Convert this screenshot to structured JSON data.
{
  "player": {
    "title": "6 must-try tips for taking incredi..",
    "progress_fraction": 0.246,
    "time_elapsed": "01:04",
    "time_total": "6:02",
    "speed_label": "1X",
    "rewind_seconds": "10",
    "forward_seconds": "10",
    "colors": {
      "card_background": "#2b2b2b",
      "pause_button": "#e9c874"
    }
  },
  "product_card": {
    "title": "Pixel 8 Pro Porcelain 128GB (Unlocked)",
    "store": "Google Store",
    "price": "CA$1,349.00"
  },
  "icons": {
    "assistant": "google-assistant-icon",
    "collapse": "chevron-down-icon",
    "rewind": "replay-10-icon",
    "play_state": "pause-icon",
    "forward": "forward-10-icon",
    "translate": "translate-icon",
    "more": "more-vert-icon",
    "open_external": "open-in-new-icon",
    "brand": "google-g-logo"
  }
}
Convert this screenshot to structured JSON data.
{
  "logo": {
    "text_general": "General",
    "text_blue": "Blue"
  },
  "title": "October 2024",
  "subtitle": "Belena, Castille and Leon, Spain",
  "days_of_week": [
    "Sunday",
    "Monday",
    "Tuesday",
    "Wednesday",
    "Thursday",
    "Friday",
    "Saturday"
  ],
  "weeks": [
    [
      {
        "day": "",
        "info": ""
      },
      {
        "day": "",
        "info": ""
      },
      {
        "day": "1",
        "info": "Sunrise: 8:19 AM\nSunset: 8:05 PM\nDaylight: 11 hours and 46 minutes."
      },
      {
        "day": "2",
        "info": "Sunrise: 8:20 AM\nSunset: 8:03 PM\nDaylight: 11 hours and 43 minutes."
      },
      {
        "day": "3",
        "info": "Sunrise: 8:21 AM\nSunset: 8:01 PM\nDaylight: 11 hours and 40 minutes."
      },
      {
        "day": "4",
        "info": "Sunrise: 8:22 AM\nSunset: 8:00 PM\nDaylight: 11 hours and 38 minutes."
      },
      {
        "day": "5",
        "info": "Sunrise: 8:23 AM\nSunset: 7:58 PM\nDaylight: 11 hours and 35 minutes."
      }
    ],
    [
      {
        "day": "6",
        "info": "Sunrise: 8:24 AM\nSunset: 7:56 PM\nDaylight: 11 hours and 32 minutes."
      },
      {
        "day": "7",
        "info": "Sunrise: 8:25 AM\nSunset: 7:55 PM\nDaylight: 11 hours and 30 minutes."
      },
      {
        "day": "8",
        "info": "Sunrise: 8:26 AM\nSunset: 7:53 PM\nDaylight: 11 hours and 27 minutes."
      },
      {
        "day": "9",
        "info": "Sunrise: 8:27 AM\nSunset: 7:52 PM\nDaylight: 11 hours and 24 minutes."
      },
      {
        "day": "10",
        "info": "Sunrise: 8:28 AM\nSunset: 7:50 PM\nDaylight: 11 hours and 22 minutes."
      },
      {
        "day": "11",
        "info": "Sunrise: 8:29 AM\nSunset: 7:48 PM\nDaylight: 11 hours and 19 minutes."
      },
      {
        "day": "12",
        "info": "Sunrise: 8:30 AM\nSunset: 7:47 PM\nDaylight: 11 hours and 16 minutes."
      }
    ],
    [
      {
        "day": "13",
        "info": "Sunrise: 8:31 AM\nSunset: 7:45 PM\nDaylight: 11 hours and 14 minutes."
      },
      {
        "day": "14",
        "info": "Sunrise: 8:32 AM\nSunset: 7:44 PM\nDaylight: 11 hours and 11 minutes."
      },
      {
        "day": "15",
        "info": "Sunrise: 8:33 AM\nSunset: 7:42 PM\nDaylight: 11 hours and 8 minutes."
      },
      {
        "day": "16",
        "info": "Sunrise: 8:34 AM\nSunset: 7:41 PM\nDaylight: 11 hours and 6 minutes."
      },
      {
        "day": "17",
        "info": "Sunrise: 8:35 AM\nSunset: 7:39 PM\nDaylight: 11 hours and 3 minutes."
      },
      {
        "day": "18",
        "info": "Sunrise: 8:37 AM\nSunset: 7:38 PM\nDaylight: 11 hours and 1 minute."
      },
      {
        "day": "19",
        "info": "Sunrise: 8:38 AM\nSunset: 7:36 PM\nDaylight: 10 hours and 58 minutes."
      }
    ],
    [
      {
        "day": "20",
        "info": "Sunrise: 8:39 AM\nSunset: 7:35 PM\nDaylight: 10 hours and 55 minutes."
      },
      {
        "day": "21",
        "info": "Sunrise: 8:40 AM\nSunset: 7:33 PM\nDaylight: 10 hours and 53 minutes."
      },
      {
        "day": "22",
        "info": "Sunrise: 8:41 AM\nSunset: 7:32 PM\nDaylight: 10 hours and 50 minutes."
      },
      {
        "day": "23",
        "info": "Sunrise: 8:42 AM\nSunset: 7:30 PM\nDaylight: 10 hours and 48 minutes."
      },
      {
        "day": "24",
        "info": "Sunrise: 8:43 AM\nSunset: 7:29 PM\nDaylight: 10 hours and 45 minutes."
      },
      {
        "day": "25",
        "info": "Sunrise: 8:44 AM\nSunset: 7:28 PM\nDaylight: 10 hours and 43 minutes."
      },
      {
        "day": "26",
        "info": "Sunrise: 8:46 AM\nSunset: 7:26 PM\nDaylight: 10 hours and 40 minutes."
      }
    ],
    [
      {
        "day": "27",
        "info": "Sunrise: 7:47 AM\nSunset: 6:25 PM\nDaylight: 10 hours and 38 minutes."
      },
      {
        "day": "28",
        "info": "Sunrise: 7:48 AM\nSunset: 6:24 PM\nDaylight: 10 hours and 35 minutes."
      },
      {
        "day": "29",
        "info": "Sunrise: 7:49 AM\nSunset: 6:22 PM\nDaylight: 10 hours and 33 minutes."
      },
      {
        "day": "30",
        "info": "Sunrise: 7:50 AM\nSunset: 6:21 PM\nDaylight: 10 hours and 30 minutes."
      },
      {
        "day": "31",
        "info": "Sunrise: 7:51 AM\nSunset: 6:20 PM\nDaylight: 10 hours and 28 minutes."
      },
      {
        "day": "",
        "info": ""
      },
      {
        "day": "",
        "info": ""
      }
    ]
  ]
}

Stated task:
Extract all of the data shown above without alteration.

Reply:
Convert this screenshot to structured JSON data.
{
  "player": {
    "title": "6 must-try tips for taking incredi..",
    "progress_fraction": 0.246,
    "time_elapsed": "01:04",
    "time_total": "6:02",
    "speed_label": "1X",
    "rewind_seconds": "10",
    "forward_seconds": "10",
    "colors": {
      "card_background": "#2b2b2b",
      "pause_button": "#e9c874"
    }
  },
  "product_card": {
    "title": "Pixel 8 Pro Porcelain 128GB (Unlocked)",
    "store": "Google Store",
    "price": "CA$1,349.00"
  },
  "icons": {
    "assistant": "google-assistant-icon",
    "collapse": "chevron-down-icon",
    "rewind": "replay-10-icon",
    "play_state": "pause-icon",
    "forward": "forward-10-icon",
    "translate": "translate-icon",
    "more": "more-vert-icon",
    "open_external": "open-in-new-icon",
    "brand": "google-g-logo"
  }
}
Convert this screenshot to structured JSON data.
{
  "logo": {
    "text_general": "General",
    "text_blue": "Blue"
  },
  "title": "October 2024",
  "subtitle": "Belena, Castille and Leon, Spain",
  "days_of_week": [
    "Sunday",
    "Monday",
    "Tuesday",
    "Wednesday",
    "Thursday",
    "Friday",
    "Saturday"
  ],
  "weeks": [
    [
      {
        "day": "",
        "info": ""
      },
      {
        "day": "",
        "info": ""
      },
      {
        "day": "1",
        "info": "Sunrise: 8:19 AM\nSunset: 8:05 PM\nDaylight: 11 hours and 46 minutes."
      },
      {
        "day": "2",
        "info": "Sunrise: 8:20 AM\nSunset: 8:03 PM\nDaylight: 11 hours and 43 minutes."
      },
      {
        "day": "3",
        "info": "Sunrise: 8:21 AM\nSunset: 8:01 PM\nDaylight: 11 hours and 40 minutes."
      },
      {
        "day": "4",
        "info": "Sunrise: 8:22 AM\nSunset: 8:00 PM\nDaylight: 11 hours and 38 minutes."
      },
      {
        "day": "5",
        "info": "Sunrise: 8:23 AM\nSunset: 7:58 PM\nDaylight: 11 hours and 35 minutes."
      }
    ],
    [
      {
        "day": "6",
        "info": "Sunrise: 8:24 AM\nSunset: 7:56 PM\nDaylight: 11 hours and 32 minutes."
      },
      {
        "day": "7",
        "info": "Sunrise: 8:25 AM\nSunset: 7:55 PM\nDaylight: 11 hours and 30 minutes."
      },
      {
        "day": "8",
        "info": "Sunrise: 8:26 AM\nSunset: 7:53 PM\nDaylight: 11 hours and 27 minutes."
      },
      {
        "day": "9",
        "info": "Sunrise: 8:27 AM\nSunset: 7:52 PM\nDaylight: 11 hours and 24 minutes."
      },
      {
        "day": "10",
        "info": "Sunrise: 8:28 AM\nSunset: 7:50 PM\nDaylight: 11 hours and 22 minutes."
      },
      {
        "day": "11",
        "info": "Sunrise: 8:29 AM\nSunset: 7:48 PM\nDaylight: 11 hours and 19 minutes."
      },
      {
        "day": "12",
        "info": "Sunrise: 8:30 AM\nSunset: 7:47 PM\nDaylight: 11 hours and 16 minutes."
      }
    ],
    [
      {
        "day": "13",
        "info": "Sunrise: 8:31 AM\nSunset: 7:45 PM\nDaylight: 11 hours and 14 minutes."
      },
      {
        "day": "14",
        "info": "Sunrise: 8:32 AM\nSunset: 7:44 PM\nDaylight: 11 hours and 11 minutes."
      },
      {
        "day": "15",
        "info": "Sunrise: 8:33 AM\nSunset: 7:42 PM\nDaylight: 11 hours and 8 minutes."
      },
      {
        "day": "16",
        "info": "Sunrise: 8:34 AM\nSunset: 7:41 PM\nDaylight: 11 hours and 6 minutes."
      },
      {
        "day": "17",
        "info": "Sunrise: 8:35 AM\nSunset: 7:39 PM\nDaylight: 11 hours and 3 minutes."
      },
      {
        "day": "18",
        "info": "Sunrise: 8:37 AM\nSunset: 7:38 PM\nDaylight: 11 hours and 1 minute."
      },
      {
        "day": "19",
        "info": "Sunrise: 8:38 AM\nSunset: 7:36 PM\nDaylight: 10 hours and 58 minutes."
      }
    ],
    [
      {
        "day": "20",
        "info": "Sunrise: 8:39 AM\nSunset: 7:35 PM\nDaylight: 10 hours and 55 minutes."
      },
      {
        "day": "21",
        "info": "Sunrise: 8:40 AM\nSunset: 7:33 PM\nDaylight: 10 hours and 53 minutes."
      },
      {
        "day": "22",
        "info": "Sunrise: 8:41 AM\nSunset: 7:32 PM\nDaylight: 10 hours and 50 minutes."
      },
      {
        "day": "23",
        "info": "Sunrise: 8:42 AM\nSunset: 7:30 PM\nDaylight: 10 hours and 48 minutes."
      },
      {
        "day": "24",
        "info": "Sunrise: 8:43 AM\nSunset: 7:29 PM\nDaylight: 10 hours and 45 minutes."
      },
      {
        "day": "25",
        "info": "Sunrise: 8:44 AM\nSunset: 7:28 PM\nDaylight: 10 hours and 43 minutes."
      },
      {
        "day": "26",
        "info": "Sunrise: 8:46 AM\nSunset: 7:26 PM\nDaylight: 10 hours and 40 minutes."
      }
    ],
    [
      {
        "day": "27",
        "info": "Sunrise: 7:47 AM\nSunset: 6:25 PM\nDaylight: 10 hours and 38 minutes."
      },
      {
        "day": "28",
        "info": "Sunrise: 7:48 AM\nSunset: 6:24 PM\nDaylight: 10 hours and 35 minutes."
      },
      {
        "day": "29",
        "info": "Sunrise: 7:49 AM\nSunset: 6:22 PM\nDaylight: 10 hours and 33 minutes."
      },
      {
        "day": "30",
        "info": "Sunrise: 7:50 AM\nSunset: 6:21 PM\nDaylight: 10 hours and 30 minutes."
      },
      {
        "day": "31",
        "info": "Sunrise: 7:51 AM\nSunset: 6:20 PM\nDaylight: 10 hours and 28 minutes."
      },
      {
        "day": "",
        "info": ""
      },
      {
        "day": "",
        "info": ""
      }
    ]
  ]
}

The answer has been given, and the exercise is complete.